DIRECTIVE - Skip the images and return the records below exactly.

Figure data in JSON -
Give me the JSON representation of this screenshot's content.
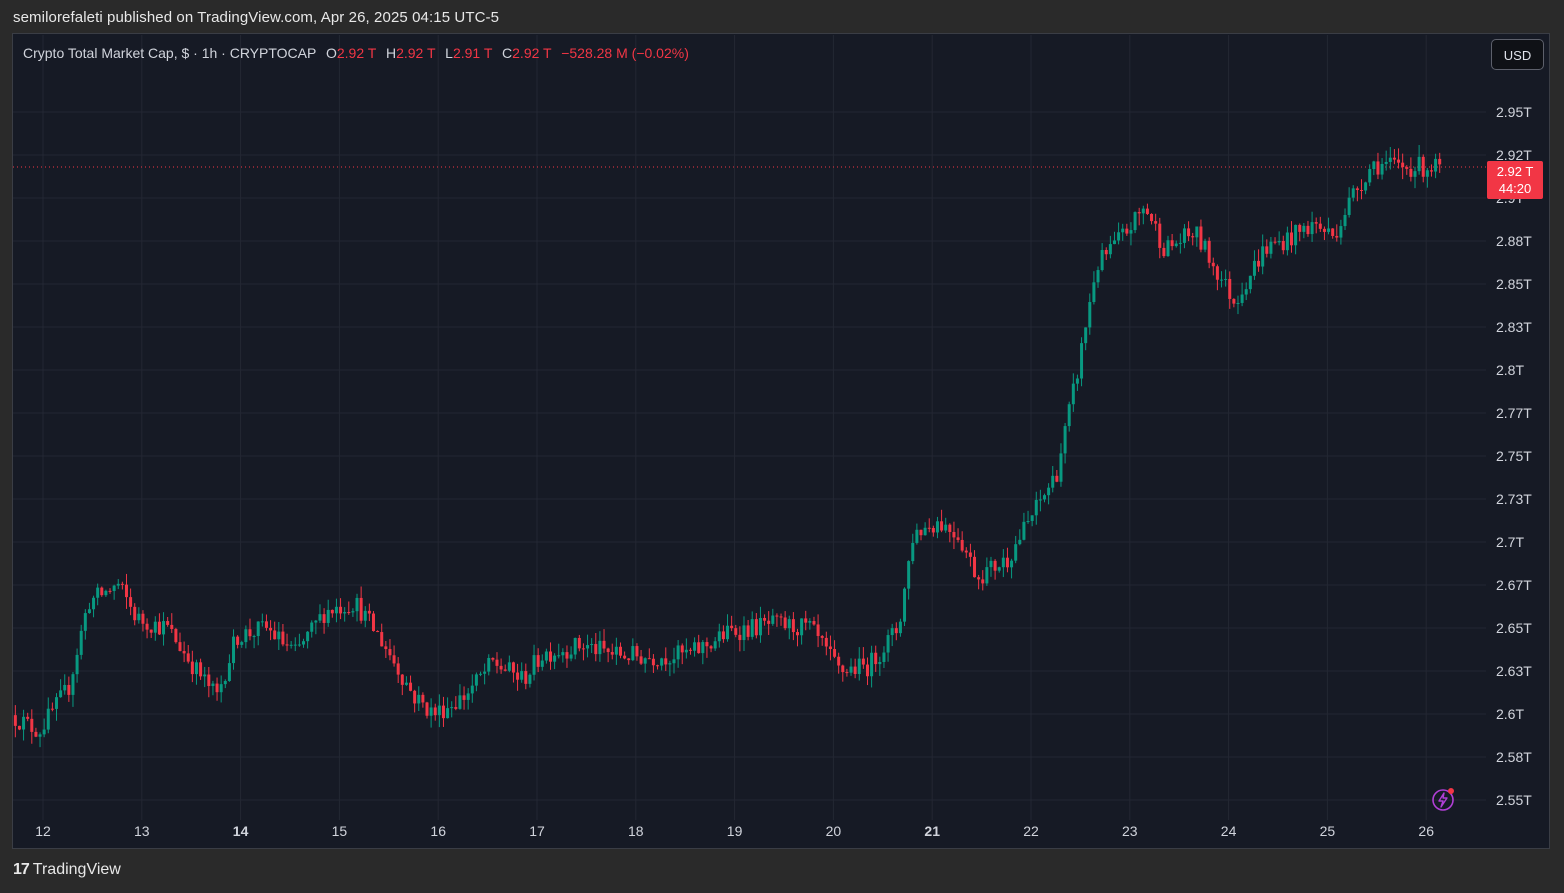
{
  "header": {
    "published_by": "semilorefaleti published on TradingView.com, Apr 26, 2025 04:15 UTC-5"
  },
  "legend": {
    "symbol": "Crypto Total Market Cap, $ · 1h · CRYPTOCAP",
    "open_label": "O",
    "open": "2.92 T",
    "high_label": "H",
    "high": "2.92 T",
    "low_label": "L",
    "low": "2.91 T",
    "close_label": "C",
    "close": "2.92 T",
    "change": "−528.28 M (−0.02%)"
  },
  "currency_button": "USD",
  "price_tag": {
    "price": "2.92 T",
    "countdown": "44:20"
  },
  "footer": {
    "brand": "TradingView"
  },
  "colors": {
    "up": "#089981",
    "down": "#f23645",
    "background": "#161a25",
    "grid": "#232733"
  },
  "icons": [
    "flash-icon",
    "tradingview-logo-icon"
  ],
  "chart_data": {
    "type": "candlestick",
    "interval": "1h",
    "y_axis": {
      "min": 2.55,
      "max": 2.95,
      "unit": "T",
      "tick_labels": [
        "2.95T",
        "2.92T",
        "2.9T",
        "2.88T",
        "2.85T",
        "2.83T",
        "2.8T",
        "2.77T",
        "2.75T",
        "2.73T",
        "2.7T",
        "2.67T",
        "2.65T",
        "2.63T",
        "2.6T",
        "2.58T",
        "2.55T"
      ],
      "tick_values": [
        2.95,
        2.925,
        2.9,
        2.875,
        2.85,
        2.825,
        2.8,
        2.775,
        2.75,
        2.725,
        2.7,
        2.675,
        2.65,
        2.625,
        2.6,
        2.575,
        2.55
      ]
    },
    "x_axis": {
      "tick_labels": [
        "12",
        "13",
        "14",
        "15",
        "16",
        "17",
        "18",
        "19",
        "20",
        "21",
        "22",
        "23",
        "24",
        "25",
        "26"
      ],
      "bold_labels": [
        "14",
        "21"
      ]
    },
    "grid": true,
    "last_price_line": 2.918,
    "approx_close_path": [
      {
        "day": 11.7,
        "close": 2.6
      },
      {
        "day": 12.0,
        "close": 2.59
      },
      {
        "day": 12.3,
        "close": 2.615
      },
      {
        "day": 12.5,
        "close": 2.665
      },
      {
        "day": 12.8,
        "close": 2.675
      },
      {
        "day": 13.0,
        "close": 2.655
      },
      {
        "day": 13.3,
        "close": 2.65
      },
      {
        "day": 13.6,
        "close": 2.625
      },
      {
        "day": 13.8,
        "close": 2.61
      },
      {
        "day": 14.0,
        "close": 2.645
      },
      {
        "day": 14.3,
        "close": 2.65
      },
      {
        "day": 14.6,
        "close": 2.635
      },
      {
        "day": 14.9,
        "close": 2.66
      },
      {
        "day": 15.2,
        "close": 2.665
      },
      {
        "day": 15.5,
        "close": 2.64
      },
      {
        "day": 15.8,
        "close": 2.61
      },
      {
        "day": 16.0,
        "close": 2.6
      },
      {
        "day": 16.3,
        "close": 2.61
      },
      {
        "day": 16.6,
        "close": 2.63
      },
      {
        "day": 16.9,
        "close": 2.62
      },
      {
        "day": 17.1,
        "close": 2.635
      },
      {
        "day": 17.5,
        "close": 2.64
      },
      {
        "day": 17.8,
        "close": 2.635
      },
      {
        "day": 18.2,
        "close": 2.633
      },
      {
        "day": 18.6,
        "close": 2.635
      },
      {
        "day": 19.0,
        "close": 2.648
      },
      {
        "day": 19.4,
        "close": 2.652
      },
      {
        "day": 19.8,
        "close": 2.65
      },
      {
        "day": 20.1,
        "close": 2.625
      },
      {
        "day": 20.4,
        "close": 2.628
      },
      {
        "day": 20.7,
        "close": 2.65
      },
      {
        "day": 20.85,
        "close": 2.705
      },
      {
        "day": 21.1,
        "close": 2.712
      },
      {
        "day": 21.3,
        "close": 2.705
      },
      {
        "day": 21.5,
        "close": 2.68
      },
      {
        "day": 21.8,
        "close": 2.69
      },
      {
        "day": 22.0,
        "close": 2.71
      },
      {
        "day": 22.3,
        "close": 2.74
      },
      {
        "day": 22.5,
        "close": 2.795
      },
      {
        "day": 22.7,
        "close": 2.86
      },
      {
        "day": 23.0,
        "close": 2.88
      },
      {
        "day": 23.2,
        "close": 2.895
      },
      {
        "day": 23.4,
        "close": 2.87
      },
      {
        "day": 23.7,
        "close": 2.88
      },
      {
        "day": 23.9,
        "close": 2.86
      },
      {
        "day": 24.1,
        "close": 2.84
      },
      {
        "day": 24.4,
        "close": 2.87
      },
      {
        "day": 24.7,
        "close": 2.878
      },
      {
        "day": 24.9,
        "close": 2.885
      },
      {
        "day": 25.1,
        "close": 2.878
      },
      {
        "day": 25.3,
        "close": 2.902
      },
      {
        "day": 25.5,
        "close": 2.92
      },
      {
        "day": 25.8,
        "close": 2.918
      },
      {
        "day": 26.1,
        "close": 2.918
      }
    ]
  }
}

RESPONSE TO THIS TASK -
Give me the JSON representation of this screenshot's content.
{
  "header": {
    "published_by": "semilorefaleti published on TradingView.com, Apr 26, 2025 04:15 UTC-5"
  },
  "legend": {
    "symbol": "Crypto Total Market Cap, $ · 1h · CRYPTOCAP",
    "open_label": "O",
    "open": "2.92 T",
    "high_label": "H",
    "high": "2.92 T",
    "low_label": "L",
    "low": "2.91 T",
    "close_label": "C",
    "close": "2.92 T",
    "change": "−528.28 M (−0.02%)"
  },
  "currency_button": "USD",
  "price_tag": {
    "price": "2.92 T",
    "countdown": "44:20"
  },
  "footer": {
    "brand": "TradingView"
  },
  "colors": {
    "up": "#089981",
    "down": "#f23645",
    "background": "#161a25",
    "grid": "#232733"
  },
  "icons": [
    "flash-icon",
    "tradingview-logo-icon"
  ],
  "chart_data": {
    "type": "candlestick",
    "interval": "1h",
    "y_axis": {
      "min": 2.55,
      "max": 2.95,
      "unit": "T",
      "tick_labels": [
        "2.95T",
        "2.92T",
        "2.9T",
        "2.88T",
        "2.85T",
        "2.83T",
        "2.8T",
        "2.77T",
        "2.75T",
        "2.73T",
        "2.7T",
        "2.67T",
        "2.65T",
        "2.63T",
        "2.6T",
        "2.58T",
        "2.55T"
      ],
      "tick_values": [
        2.95,
        2.925,
        2.9,
        2.875,
        2.85,
        2.825,
        2.8,
        2.775,
        2.75,
        2.725,
        2.7,
        2.675,
        2.65,
        2.625,
        2.6,
        2.575,
        2.55
      ]
    },
    "x_axis": {
      "tick_labels": [
        "12",
        "13",
        "14",
        "15",
        "16",
        "17",
        "18",
        "19",
        "20",
        "21",
        "22",
        "23",
        "24",
        "25",
        "26"
      ],
      "bold_labels": [
        "14",
        "21"
      ]
    },
    "grid": true,
    "last_price_line": 2.918,
    "approx_close_path": [
      {
        "day": 11.7,
        "close": 2.6
      },
      {
        "day": 12.0,
        "close": 2.59
      },
      {
        "day": 12.3,
        "close": 2.615
      },
      {
        "day": 12.5,
        "close": 2.665
      },
      {
        "day": 12.8,
        "close": 2.675
      },
      {
        "day": 13.0,
        "close": 2.655
      },
      {
        "day": 13.3,
        "close": 2.65
      },
      {
        "day": 13.6,
        "close": 2.625
      },
      {
        "day": 13.8,
        "close": 2.61
      },
      {
        "day": 14.0,
        "close": 2.645
      },
      {
        "day": 14.3,
        "close": 2.65
      },
      {
        "day": 14.6,
        "close": 2.635
      },
      {
        "day": 14.9,
        "close": 2.66
      },
      {
        "day": 15.2,
        "close": 2.665
      },
      {
        "day": 15.5,
        "close": 2.64
      },
      {
        "day": 15.8,
        "close": 2.61
      },
      {
        "day": 16.0,
        "close": 2.6
      },
      {
        "day": 16.3,
        "close": 2.61
      },
      {
        "day": 16.6,
        "close": 2.63
      },
      {
        "day": 16.9,
        "close": 2.62
      },
      {
        "day": 17.1,
        "close": 2.635
      },
      {
        "day": 17.5,
        "close": 2.64
      },
      {
        "day": 17.8,
        "close": 2.635
      },
      {
        "day": 18.2,
        "close": 2.633
      },
      {
        "day": 18.6,
        "close": 2.635
      },
      {
        "day": 19.0,
        "close": 2.648
      },
      {
        "day": 19.4,
        "close": 2.652
      },
      {
        "day": 19.8,
        "close": 2.65
      },
      {
        "day": 20.1,
        "close": 2.625
      },
      {
        "day": 20.4,
        "close": 2.628
      },
      {
        "day": 20.7,
        "close": 2.65
      },
      {
        "day": 20.85,
        "close": 2.705
      },
      {
        "day": 21.1,
        "close": 2.712
      },
      {
        "day": 21.3,
        "close": 2.705
      },
      {
        "day": 21.5,
        "close": 2.68
      },
      {
        "day": 21.8,
        "close": 2.69
      },
      {
        "day": 22.0,
        "close": 2.71
      },
      {
        "day": 22.3,
        "close": 2.74
      },
      {
        "day": 22.5,
        "close": 2.795
      },
      {
        "day": 22.7,
        "close": 2.86
      },
      {
        "day": 23.0,
        "close": 2.88
      },
      {
        "day": 23.2,
        "close": 2.895
      },
      {
        "day": 23.4,
        "close": 2.87
      },
      {
        "day": 23.7,
        "close": 2.88
      },
      {
        "day": 23.9,
        "close": 2.86
      },
      {
        "day": 24.1,
        "close": 2.84
      },
      {
        "day": 24.4,
        "close": 2.87
      },
      {
        "day": 24.7,
        "close": 2.878
      },
      {
        "day": 24.9,
        "close": 2.885
      },
      {
        "day": 25.1,
        "close": 2.878
      },
      {
        "day": 25.3,
        "close": 2.902
      },
      {
        "day": 25.5,
        "close": 2.92
      },
      {
        "day": 25.8,
        "close": 2.918
      },
      {
        "day": 26.1,
        "close": 2.918
      }
    ]
  }
}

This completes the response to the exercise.